-------- Provided entries --------

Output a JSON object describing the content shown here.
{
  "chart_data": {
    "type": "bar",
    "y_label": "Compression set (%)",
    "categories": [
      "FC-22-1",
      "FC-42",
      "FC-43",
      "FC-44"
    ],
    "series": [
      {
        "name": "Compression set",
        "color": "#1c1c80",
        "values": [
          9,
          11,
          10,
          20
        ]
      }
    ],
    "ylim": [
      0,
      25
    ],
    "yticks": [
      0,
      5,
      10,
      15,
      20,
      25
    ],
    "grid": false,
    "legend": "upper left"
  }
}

--------

#### To do:
Where a line in the entries holds "Compression", copy that line.

#### Task result:
    "y_label": "Compression set (%)",
        "name": "Compression set",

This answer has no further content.